◆ The request: Count how many lines of the material contain the string "alpha", then give that number and nothing more.

________________________________________

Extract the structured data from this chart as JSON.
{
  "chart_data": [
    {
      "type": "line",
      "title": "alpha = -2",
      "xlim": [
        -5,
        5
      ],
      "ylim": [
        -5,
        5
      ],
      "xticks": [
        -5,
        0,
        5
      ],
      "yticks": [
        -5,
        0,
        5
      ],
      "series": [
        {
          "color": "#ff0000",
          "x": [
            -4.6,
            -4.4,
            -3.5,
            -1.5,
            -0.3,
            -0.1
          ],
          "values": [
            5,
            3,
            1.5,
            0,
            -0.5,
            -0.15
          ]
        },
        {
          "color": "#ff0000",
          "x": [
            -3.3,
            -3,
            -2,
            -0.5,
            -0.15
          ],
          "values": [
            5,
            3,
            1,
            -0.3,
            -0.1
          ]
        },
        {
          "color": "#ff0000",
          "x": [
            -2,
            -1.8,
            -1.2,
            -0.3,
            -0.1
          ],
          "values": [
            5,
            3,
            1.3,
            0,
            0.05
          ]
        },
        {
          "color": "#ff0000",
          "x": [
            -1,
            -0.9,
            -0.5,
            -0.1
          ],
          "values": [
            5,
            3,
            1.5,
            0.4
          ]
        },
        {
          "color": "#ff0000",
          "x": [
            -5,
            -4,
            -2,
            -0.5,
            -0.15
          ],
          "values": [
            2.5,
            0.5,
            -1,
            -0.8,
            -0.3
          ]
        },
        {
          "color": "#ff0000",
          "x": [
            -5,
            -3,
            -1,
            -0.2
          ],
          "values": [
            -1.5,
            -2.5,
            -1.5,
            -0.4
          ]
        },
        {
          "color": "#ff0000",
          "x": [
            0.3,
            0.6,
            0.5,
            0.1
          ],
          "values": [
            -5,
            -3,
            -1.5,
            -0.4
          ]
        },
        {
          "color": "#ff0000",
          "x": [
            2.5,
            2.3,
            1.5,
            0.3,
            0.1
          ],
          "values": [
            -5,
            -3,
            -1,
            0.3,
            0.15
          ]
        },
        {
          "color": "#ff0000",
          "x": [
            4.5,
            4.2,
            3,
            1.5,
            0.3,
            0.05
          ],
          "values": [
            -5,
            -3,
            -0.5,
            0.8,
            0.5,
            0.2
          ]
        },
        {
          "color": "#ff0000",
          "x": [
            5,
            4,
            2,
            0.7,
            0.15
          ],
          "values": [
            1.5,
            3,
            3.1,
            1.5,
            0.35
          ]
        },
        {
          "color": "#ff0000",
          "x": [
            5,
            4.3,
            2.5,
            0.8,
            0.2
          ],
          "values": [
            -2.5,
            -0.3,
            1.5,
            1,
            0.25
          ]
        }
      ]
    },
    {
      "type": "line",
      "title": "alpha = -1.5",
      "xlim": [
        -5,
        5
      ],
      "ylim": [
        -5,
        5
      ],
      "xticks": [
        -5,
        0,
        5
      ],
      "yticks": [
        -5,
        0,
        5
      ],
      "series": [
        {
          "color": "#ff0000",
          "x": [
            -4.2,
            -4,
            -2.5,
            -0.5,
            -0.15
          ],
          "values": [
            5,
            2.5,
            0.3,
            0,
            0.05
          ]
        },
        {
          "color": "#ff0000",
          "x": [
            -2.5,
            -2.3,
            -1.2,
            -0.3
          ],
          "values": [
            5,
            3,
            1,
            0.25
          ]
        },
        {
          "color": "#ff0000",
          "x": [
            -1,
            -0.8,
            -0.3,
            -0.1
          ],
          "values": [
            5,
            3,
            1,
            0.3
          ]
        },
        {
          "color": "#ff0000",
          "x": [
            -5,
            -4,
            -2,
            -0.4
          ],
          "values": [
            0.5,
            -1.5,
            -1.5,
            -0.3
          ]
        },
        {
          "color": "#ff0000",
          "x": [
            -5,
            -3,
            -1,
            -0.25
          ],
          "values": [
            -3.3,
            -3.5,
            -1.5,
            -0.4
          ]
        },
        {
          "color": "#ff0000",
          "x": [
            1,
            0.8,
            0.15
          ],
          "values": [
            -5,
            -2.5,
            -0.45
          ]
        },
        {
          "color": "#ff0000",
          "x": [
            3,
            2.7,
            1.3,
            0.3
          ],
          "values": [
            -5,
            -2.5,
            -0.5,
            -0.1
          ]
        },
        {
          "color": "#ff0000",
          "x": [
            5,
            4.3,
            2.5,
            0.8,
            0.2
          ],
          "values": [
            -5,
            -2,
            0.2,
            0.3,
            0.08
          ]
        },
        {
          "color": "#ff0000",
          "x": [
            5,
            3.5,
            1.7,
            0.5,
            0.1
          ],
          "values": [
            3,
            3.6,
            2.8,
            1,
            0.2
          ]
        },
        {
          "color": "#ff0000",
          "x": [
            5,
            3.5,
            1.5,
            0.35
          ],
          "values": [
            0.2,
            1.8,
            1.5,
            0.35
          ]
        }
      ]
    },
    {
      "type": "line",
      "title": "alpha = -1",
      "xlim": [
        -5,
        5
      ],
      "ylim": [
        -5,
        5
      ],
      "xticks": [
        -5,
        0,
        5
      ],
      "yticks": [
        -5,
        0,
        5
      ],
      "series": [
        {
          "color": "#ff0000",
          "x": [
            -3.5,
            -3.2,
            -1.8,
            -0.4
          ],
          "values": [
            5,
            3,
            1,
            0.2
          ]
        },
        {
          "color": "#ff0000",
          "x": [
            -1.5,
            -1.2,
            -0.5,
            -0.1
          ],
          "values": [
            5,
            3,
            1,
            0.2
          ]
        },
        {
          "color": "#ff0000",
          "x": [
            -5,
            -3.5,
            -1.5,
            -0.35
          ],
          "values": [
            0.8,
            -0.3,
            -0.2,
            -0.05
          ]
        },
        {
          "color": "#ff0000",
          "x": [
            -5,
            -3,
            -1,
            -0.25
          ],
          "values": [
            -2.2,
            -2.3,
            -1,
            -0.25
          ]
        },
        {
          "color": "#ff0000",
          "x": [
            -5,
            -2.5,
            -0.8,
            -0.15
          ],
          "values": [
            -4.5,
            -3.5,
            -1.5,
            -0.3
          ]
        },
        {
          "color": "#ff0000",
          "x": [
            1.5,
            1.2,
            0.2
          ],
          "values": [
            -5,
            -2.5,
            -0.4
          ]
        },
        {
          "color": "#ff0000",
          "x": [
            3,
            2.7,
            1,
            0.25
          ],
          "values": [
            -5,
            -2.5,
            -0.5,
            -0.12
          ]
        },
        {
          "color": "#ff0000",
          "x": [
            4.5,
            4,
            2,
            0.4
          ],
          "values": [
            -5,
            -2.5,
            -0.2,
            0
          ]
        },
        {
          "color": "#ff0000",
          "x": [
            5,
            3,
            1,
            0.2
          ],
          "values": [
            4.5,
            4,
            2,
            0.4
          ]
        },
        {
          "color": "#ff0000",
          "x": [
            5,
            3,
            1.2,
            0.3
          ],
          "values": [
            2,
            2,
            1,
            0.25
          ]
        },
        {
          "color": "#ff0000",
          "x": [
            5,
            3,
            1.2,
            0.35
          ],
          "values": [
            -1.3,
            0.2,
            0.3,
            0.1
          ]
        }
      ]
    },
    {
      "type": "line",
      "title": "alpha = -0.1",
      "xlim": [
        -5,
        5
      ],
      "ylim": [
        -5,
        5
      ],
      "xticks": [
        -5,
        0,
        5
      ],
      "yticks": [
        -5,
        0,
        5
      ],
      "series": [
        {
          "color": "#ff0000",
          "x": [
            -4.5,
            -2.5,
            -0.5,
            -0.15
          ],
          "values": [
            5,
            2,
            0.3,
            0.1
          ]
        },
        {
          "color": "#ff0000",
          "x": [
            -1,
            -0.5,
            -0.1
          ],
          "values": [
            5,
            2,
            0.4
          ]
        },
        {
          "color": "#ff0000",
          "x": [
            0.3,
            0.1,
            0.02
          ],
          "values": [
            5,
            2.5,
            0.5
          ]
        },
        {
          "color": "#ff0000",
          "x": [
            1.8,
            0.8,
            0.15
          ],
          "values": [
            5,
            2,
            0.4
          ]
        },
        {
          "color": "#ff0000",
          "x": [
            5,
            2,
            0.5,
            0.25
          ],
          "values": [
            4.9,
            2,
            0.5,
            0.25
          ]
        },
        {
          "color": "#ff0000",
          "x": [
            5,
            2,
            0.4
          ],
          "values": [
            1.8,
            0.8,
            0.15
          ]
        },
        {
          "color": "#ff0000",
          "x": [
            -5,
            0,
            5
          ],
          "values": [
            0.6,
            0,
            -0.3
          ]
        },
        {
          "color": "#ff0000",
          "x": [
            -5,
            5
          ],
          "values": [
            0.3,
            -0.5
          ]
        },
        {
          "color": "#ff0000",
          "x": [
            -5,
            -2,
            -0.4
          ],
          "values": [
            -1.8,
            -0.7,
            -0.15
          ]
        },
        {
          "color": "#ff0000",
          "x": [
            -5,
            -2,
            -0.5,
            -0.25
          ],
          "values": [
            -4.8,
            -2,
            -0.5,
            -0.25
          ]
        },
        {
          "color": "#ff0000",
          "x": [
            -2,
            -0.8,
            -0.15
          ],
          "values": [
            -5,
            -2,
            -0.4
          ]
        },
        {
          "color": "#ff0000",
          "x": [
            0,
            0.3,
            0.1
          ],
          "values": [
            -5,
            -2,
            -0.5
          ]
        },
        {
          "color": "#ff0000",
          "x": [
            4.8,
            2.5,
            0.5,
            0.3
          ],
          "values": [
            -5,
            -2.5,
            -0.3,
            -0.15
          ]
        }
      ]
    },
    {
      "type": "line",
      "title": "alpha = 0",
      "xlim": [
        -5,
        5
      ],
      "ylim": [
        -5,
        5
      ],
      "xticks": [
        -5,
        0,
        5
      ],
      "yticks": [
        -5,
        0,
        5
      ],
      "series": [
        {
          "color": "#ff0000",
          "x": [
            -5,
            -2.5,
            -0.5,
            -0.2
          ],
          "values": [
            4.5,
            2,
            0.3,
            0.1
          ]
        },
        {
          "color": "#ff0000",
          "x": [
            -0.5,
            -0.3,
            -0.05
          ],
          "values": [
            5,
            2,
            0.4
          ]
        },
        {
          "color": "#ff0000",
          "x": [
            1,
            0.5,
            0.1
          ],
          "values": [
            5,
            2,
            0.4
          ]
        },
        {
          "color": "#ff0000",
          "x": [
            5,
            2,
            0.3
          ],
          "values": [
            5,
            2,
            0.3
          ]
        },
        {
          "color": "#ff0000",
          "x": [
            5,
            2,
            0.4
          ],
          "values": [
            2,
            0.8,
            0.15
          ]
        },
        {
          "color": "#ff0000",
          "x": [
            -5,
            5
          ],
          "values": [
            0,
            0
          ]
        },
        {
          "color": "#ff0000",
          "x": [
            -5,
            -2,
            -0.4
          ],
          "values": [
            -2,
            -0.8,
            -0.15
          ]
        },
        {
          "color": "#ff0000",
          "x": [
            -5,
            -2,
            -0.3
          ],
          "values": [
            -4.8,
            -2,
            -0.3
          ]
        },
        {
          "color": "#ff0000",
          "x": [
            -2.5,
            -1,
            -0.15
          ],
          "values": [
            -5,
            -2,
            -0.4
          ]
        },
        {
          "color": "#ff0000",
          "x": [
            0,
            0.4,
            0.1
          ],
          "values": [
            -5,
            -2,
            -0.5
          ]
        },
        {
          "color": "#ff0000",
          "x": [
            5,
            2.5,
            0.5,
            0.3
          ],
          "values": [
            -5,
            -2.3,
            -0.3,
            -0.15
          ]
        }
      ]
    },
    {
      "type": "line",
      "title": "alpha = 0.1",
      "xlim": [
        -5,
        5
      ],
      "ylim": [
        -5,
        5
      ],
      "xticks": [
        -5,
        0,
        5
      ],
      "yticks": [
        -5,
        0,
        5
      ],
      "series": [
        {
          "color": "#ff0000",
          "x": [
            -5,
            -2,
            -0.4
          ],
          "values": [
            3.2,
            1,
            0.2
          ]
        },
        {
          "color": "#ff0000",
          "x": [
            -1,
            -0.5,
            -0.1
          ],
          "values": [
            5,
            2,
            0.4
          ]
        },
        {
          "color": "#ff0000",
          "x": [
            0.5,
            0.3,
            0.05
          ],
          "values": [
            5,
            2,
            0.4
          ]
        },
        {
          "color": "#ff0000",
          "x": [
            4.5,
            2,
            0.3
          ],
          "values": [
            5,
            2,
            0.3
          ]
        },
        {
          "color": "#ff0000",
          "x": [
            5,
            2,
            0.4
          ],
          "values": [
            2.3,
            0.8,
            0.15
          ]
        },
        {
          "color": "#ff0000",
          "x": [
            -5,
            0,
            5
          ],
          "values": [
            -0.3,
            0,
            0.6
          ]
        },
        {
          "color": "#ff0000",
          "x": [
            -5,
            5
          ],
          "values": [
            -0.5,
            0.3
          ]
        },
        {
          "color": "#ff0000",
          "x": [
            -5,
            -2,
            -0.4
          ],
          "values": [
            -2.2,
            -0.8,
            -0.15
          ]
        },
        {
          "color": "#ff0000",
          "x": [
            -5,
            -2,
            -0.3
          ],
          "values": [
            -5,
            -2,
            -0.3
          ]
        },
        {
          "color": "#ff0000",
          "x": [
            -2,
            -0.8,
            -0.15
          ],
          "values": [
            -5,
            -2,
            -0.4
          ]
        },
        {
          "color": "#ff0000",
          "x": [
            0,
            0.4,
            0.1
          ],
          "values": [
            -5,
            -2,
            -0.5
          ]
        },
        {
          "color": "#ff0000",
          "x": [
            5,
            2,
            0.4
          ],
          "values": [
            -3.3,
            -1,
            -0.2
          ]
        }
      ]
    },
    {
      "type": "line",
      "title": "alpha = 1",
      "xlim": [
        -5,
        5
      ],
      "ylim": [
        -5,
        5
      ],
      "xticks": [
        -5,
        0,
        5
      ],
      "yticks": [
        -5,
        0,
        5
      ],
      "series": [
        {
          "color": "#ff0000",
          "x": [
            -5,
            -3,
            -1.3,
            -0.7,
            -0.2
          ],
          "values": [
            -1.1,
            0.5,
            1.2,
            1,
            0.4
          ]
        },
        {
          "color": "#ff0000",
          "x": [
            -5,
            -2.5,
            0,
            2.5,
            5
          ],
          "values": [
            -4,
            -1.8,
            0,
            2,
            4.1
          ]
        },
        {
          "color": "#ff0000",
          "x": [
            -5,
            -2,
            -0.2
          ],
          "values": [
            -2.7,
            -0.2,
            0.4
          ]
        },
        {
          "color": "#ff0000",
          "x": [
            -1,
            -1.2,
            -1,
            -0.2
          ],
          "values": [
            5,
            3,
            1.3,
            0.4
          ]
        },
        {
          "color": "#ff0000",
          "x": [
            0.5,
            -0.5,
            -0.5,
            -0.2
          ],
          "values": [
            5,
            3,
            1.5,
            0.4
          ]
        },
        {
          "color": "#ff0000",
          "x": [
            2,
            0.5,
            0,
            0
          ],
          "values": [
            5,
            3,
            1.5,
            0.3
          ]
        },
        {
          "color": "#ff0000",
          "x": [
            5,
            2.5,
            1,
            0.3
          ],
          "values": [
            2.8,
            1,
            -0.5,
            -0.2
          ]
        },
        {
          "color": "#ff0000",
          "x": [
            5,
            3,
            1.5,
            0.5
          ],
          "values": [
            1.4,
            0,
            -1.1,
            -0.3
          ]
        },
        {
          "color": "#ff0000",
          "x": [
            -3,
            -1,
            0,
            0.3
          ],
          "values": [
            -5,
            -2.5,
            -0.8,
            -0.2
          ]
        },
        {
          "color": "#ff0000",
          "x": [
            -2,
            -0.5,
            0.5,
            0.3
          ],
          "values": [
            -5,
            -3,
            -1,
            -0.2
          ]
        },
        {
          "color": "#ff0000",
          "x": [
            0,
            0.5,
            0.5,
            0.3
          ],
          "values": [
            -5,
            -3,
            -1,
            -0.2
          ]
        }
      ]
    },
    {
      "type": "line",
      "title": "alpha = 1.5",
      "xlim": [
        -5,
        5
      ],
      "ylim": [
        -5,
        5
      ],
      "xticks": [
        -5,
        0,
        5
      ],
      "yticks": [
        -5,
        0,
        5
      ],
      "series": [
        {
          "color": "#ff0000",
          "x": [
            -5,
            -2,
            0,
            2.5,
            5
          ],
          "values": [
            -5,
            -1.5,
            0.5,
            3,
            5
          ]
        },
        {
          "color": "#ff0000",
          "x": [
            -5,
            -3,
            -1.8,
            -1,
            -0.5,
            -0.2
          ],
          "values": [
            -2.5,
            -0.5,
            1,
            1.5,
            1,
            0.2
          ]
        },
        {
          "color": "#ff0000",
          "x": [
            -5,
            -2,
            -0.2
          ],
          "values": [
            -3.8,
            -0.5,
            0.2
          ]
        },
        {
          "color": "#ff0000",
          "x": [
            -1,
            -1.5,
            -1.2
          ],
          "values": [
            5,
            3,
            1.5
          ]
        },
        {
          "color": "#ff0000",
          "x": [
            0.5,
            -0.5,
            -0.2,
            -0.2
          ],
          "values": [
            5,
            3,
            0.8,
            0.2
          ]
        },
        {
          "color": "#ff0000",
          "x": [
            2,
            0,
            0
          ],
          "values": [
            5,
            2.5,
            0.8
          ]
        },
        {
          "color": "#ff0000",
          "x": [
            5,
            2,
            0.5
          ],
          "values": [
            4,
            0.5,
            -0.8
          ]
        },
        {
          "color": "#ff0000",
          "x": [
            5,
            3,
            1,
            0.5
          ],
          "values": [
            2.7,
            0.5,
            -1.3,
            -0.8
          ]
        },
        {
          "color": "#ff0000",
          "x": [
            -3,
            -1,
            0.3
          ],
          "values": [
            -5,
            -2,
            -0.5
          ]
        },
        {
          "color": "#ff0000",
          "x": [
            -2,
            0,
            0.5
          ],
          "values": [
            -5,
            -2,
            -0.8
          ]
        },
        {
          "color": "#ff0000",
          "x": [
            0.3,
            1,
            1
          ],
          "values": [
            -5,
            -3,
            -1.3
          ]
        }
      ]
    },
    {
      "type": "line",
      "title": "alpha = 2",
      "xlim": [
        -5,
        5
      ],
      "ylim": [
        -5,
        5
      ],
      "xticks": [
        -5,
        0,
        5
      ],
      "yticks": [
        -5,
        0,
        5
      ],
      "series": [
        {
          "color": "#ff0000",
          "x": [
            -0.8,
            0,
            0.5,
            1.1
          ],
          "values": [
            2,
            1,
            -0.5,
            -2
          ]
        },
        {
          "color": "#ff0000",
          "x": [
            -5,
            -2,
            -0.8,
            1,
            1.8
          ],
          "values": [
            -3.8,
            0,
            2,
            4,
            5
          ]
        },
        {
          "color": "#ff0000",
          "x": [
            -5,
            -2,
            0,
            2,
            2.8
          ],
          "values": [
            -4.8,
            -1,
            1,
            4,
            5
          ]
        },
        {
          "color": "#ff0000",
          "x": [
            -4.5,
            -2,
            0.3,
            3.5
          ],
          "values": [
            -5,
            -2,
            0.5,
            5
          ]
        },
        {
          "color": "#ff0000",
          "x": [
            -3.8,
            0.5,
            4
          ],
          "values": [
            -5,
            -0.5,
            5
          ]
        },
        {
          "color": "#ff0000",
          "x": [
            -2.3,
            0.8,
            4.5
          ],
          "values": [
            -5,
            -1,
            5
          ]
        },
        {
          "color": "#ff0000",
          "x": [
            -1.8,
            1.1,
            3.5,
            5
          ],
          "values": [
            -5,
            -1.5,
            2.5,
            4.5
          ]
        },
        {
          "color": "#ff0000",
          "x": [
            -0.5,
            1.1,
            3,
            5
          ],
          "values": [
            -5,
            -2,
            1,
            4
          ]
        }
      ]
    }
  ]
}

________________________________________

◆ Output for this exercise: 9